Objective: Search the material for the word "Temporizador" and copy each line that holds it.

Recorded data:

*****

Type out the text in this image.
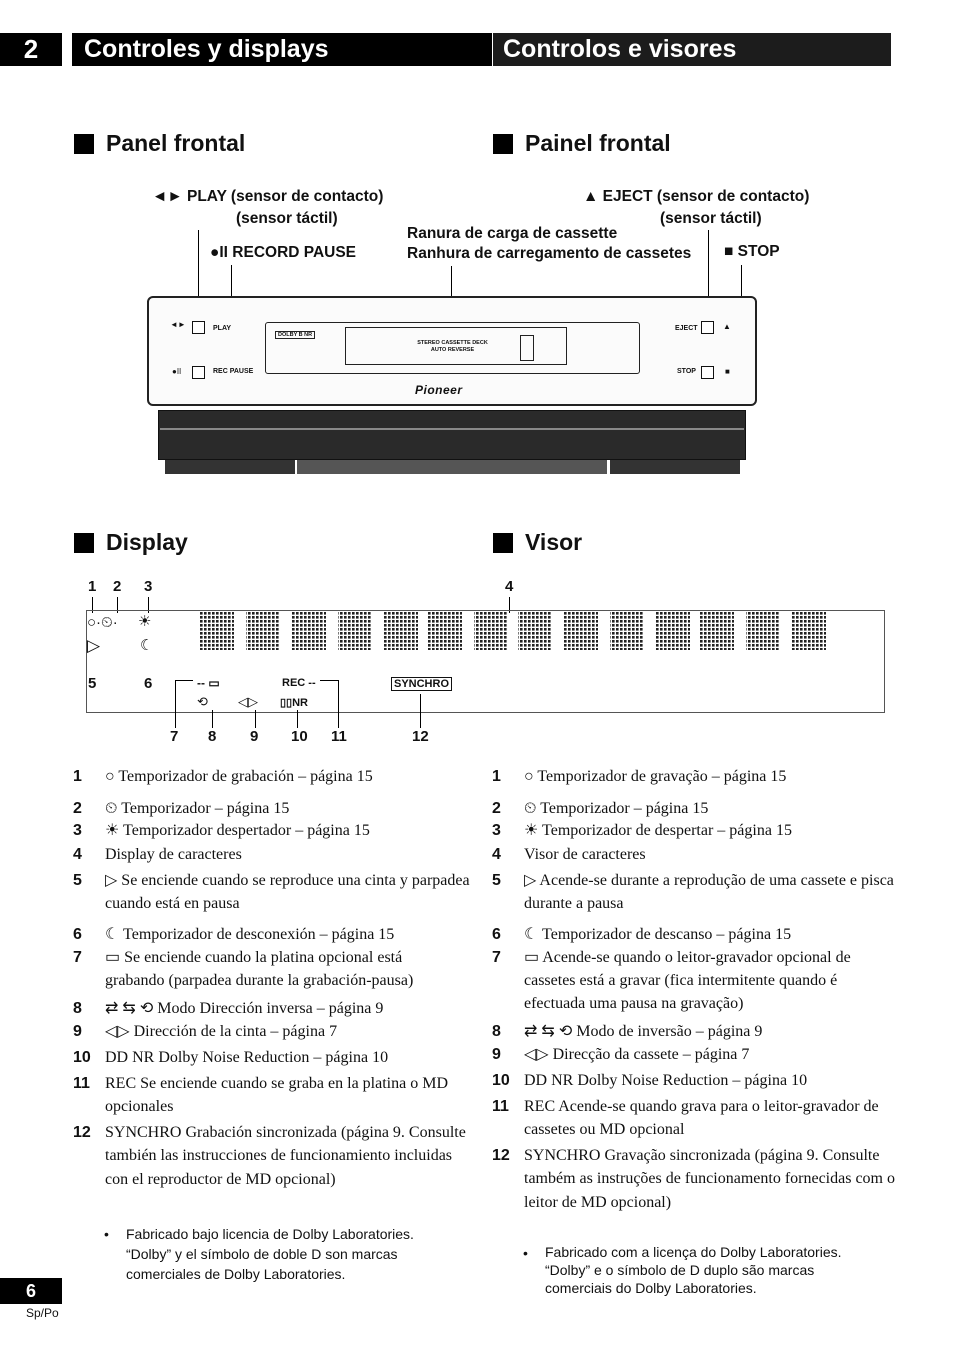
2	Controles y displays	Controlos e visores
Panel frontal	Painel frontal
Display	Visor
◄► PLAY (sensor de contacto)
(sensor táctil)
●II RECORD PAUSE
Ranura de carga de cassette
Ranhura de carregamento de cassetes
▲ EJECT (sensor de contacto)
(sensor táctil)
■ STOP
◄►	PLAY
●II	REC PAUSE
DOLBY B NR
STEREO CASSETTE DECK
AUTO REVERSE
Pioneer
EJECT	▲
STOP	■
1 2 3	4
○·⏲· ☀
▷	☾
5	6	-- ▭
⟲ ◁▷ ▯▯NR
REC --	SYNCHRO
7 8 9 10 11	12
1 ○ Temporizador de grabación – página 15
2 ⏲ Temporizador – página 15
3 ☀ Temporizador despertador – página 15
4 Display de caracteres
5 ▷ Se enciende cuando se reproduce una cinta y parpadea
cuando está en pausa
6 ☾ Temporizador de desconexión – página 15
7 ▭ Se enciende cuando la platina opcional está
grabando (parpadea durante la grabación-pausa)
8 ⇄ ⇆ ⟲ Modo Dirección inversa – página 9
9 ◁▷ Dirección de la cinta – página 7
10 DD NR Dolby Noise Reduction – página 10
11 REC Se enciende cuando se graba en la platina o MD
opcionales
12 SYNCHRO Grabación sincronizada (página 9. Consulte
también las instrucciones de funcionamiento incluidas
con el reproductor de MD opcional)
1 ○ Temporizador de gravação – página 15
2 ⏲ Temporizador – página 15
3 ☀ Temporizador de despertar – página 15
4 Visor de caracteres
5 ▷ Acende-se durante a reprodução de uma cassete e pisca
durante a pausa
6 ☾ Temporizador de descanso – página 15
7 ▭ Acende-se quando o leitor-gravador opcional de
cassetes está a gravar (fica intermitente quando é
efectuada uma pausa na gravação)
8 ⇄ ⇆ ⟲ Modo de inversão – página 9
9 ◁▷ Direcção da cassete – página 7
10 DD NR Dolby Noise Reduction – página 10
11 REC Acende-se quando grava para o leitor-gravador de
cassetes ou MD opcional
12 SYNCHRO Gravação sincronizada (página 9. Consulte
também as instruções de funcionamento fornecidas com o
leitor de MD opcional)
• Fabricado bajo licencia de Dolby Laboratories.
“Dolby” y el símbolo de doble D son marcas
comerciales de Dolby Laboratories.
• Fabricado com a licença do Dolby Laboratories.
“Dolby” e o símbolo de D duplo são marcas
comerciais do Dolby Laboratories.
6
Sp/Po
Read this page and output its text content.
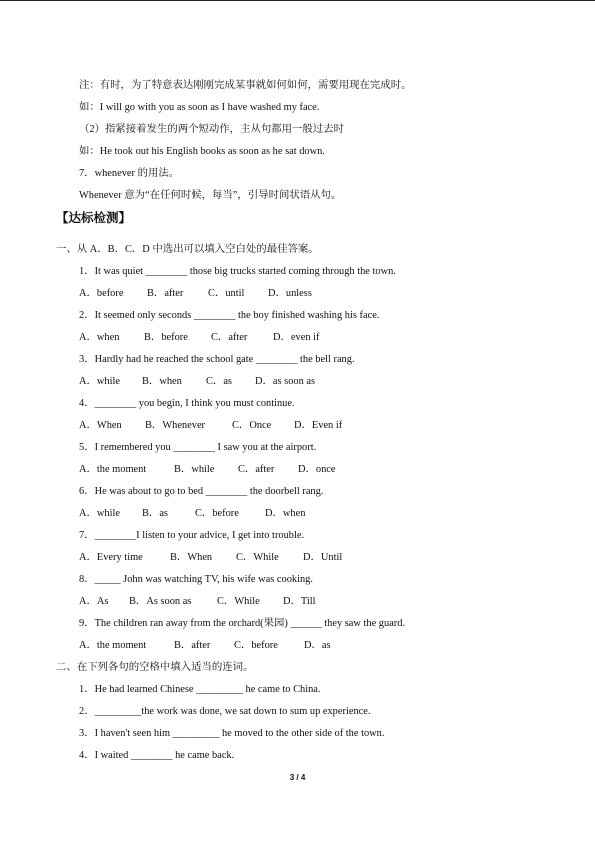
注：有时，为了特意表达刚刚完成某事就如何如何，需要用现在完成时。
如：I will go with you as soon as I have washed my face.
（2）指紧接着发生的两个短动作，主从句都用一般过去时
如：He took out his English books as soon as he sat down.
7．whenever 的用法。
Whenever 意为“在任何时候，每当”，引导时间状语从句。
【达标检测】
一、从 A．B．C．D 中选出可以填入空白处的最佳答案。
1．It was quiet ________ those big trucks started coming through the town.
A．before B．after C．until D．unless
2．It seemed only seconds ________ the boy finished washing his face.
A．when B．before C．after D．even if
3．Hardly had he reached the school gate ________ the bell rang.
A．while B．when C．as D．as soon as
4．________ you begin, I think you must continue.
A．When B．Whenever	C．Once D．Even if
5．I remembered you ________ I saw you at the airport.
A．the moment	B．while C．after D．once
6．He was about to go to bed ________ the doorbell rang.
A．while B．as	C．before	D．when
7．________I listen to your advice, I get into trouble.
A．Every time	B．When C．While D．Until
8．_____ John was watching TV, his wife was cooking.
A．As B．As soon as C．While D．Till
9．The children ran away from the orchard(果园) ______ they saw the guard.
A．the moment	B．after C．before	D．as
二、在下列各句的空格中填入适当的连词。
1．He had learned Chinese _________ he came to China.
2．_________the work was done, we sat down to sum up experience.
3．I haven't seen him _________ he moved to the other side of the town.
4．I waited ________ he came back.
3 / 4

*****

Response below:
1 ○ Temporizador de grabación – página 15
2 ⏲ Temporizador – página 15
3 ☀ Temporizador despertador – página 15
6 ☾ Temporizador de desconexión – página 15
1 ○ Temporizador de gravação – página 15
2 ⏲ Temporizador – página 15
3 ☀ Temporizador de despertar – página 15
6 ☾ Temporizador de descanso – página 15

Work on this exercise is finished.